** START Materials provided **
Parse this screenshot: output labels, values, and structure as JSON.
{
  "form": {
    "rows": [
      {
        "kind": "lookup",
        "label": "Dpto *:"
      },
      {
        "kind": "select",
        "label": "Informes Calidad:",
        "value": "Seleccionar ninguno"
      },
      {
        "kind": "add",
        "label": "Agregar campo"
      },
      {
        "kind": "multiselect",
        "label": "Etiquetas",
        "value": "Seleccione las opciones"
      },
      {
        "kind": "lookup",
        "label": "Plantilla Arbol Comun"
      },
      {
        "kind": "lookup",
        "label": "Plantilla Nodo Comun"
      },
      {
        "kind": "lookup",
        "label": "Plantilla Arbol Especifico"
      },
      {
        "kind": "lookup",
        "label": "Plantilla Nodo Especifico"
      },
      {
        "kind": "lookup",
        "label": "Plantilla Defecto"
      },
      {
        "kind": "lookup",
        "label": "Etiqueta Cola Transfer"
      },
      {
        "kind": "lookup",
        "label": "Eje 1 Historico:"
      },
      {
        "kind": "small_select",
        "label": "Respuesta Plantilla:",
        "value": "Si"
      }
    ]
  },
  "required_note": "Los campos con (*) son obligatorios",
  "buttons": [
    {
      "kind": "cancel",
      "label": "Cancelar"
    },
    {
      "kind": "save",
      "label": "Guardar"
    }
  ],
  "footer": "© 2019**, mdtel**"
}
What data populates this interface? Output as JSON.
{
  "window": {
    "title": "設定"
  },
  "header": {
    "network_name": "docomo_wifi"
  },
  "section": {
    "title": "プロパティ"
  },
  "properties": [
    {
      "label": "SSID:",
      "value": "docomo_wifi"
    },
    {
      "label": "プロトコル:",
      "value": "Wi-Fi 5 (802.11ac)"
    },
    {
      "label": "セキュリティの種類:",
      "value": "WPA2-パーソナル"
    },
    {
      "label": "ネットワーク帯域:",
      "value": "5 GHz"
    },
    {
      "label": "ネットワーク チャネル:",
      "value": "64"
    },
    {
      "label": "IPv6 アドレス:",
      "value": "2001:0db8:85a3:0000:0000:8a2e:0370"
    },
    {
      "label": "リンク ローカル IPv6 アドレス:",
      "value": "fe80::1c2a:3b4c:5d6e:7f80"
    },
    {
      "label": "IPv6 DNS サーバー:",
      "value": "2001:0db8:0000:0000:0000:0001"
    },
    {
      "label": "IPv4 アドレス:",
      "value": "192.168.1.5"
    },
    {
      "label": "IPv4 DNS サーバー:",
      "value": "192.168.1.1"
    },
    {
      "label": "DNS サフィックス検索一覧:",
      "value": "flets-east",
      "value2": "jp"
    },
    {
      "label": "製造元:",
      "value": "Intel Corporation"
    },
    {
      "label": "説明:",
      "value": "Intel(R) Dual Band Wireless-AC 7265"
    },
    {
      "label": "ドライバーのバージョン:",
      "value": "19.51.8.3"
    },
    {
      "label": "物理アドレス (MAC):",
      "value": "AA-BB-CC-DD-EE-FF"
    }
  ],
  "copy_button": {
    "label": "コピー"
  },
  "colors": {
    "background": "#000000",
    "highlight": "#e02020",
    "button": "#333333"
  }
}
** END Materials provided **
Copy the material above back out, exactly as written.

Parse this screenshot: output labels, values, and structure as JSON.
{
  "form": {
    "rows": [
      {
        "kind": "lookup",
        "label": "Dpto *:"
      },
      {
        "kind": "select",
        "label": "Informes Calidad:",
        "value": "Seleccionar ninguno"
      },
      {
        "kind": "add",
        "label": "Agregar campo"
      },
      {
        "kind": "multiselect",
        "label": "Etiquetas",
        "value": "Seleccione las opciones"
      },
      {
        "kind": "lookup",
        "label": "Plantilla Arbol Comun"
      },
      {
        "kind": "lookup",
        "label": "Plantilla Nodo Comun"
      },
      {
        "kind": "lookup",
        "label": "Plantilla Arbol Especifico"
      },
      {
        "kind": "lookup",
        "label": "Plantilla Nodo Especifico"
      },
      {
        "kind": "lookup",
        "label": "Plantilla Defecto"
      },
      {
        "kind": "lookup",
        "label": "Etiqueta Cola Transfer"
      },
      {
        "kind": "lookup",
        "label": "Eje 1 Historico:"
      },
      {
        "kind": "small_select",
        "label": "Respuesta Plantilla:",
        "value": "Si"
      }
    ]
  },
  "required_note": "Los campos con (*) son obligatorios",
  "buttons": [
    {
      "kind": "cancel",
      "label": "Cancelar"
    },
    {
      "kind": "save",
      "label": "Guardar"
    }
  ],
  "footer": "© 2019**, mdtel**"
}
What data populates this interface? Output as JSON.
{
  "window": {
    "title": "設定"
  },
  "header": {
    "network_name": "docomo_wifi"
  },
  "section": {
    "title": "プロパティ"
  },
  "properties": [
    {
      "label": "SSID:",
      "value": "docomo_wifi"
    },
    {
      "label": "プロトコル:",
      "value": "Wi-Fi 5 (802.11ac)"
    },
    {
      "label": "セキュリティの種類:",
      "value": "WPA2-パーソナル"
    },
    {
      "label": "ネットワーク帯域:",
      "value": "5 GHz"
    },
    {
      "label": "ネットワーク チャネル:",
      "value": "64"
    },
    {
      "label": "IPv6 アドレス:",
      "value": "2001:0db8:85a3:0000:0000:8a2e:0370"
    },
    {
      "label": "リンク ローカル IPv6 アドレス:",
      "value": "fe80::1c2a:3b4c:5d6e:7f80"
    },
    {
      "label": "IPv6 DNS サーバー:",
      "value": "2001:0db8:0000:0000:0000:0001"
    },
    {
      "label": "IPv4 アドレス:",
      "value": "192.168.1.5"
    },
    {
      "label": "IPv4 DNS サーバー:",
      "value": "192.168.1.1"
    },
    {
      "label": "DNS サフィックス検索一覧:",
      "value": "flets-east",
      "value2": "jp"
    },
    {
      "label": "製造元:",
      "value": "Intel Corporation"
    },
    {
      "label": "説明:",
      "value": "Intel(R) Dual Band Wireless-AC 7265"
    },
    {
      "label": "ドライバーのバージョン:",
      "value": "19.51.8.3"
    },
    {
      "label": "物理アドレス (MAC):",
      "value": "AA-BB-CC-DD-EE-FF"
    }
  ],
  "copy_button": {
    "label": "コピー"
  },
  "colors": {
    "background": "#000000",
    "highlight": "#e02020",
    "button": "#333333"
  }
}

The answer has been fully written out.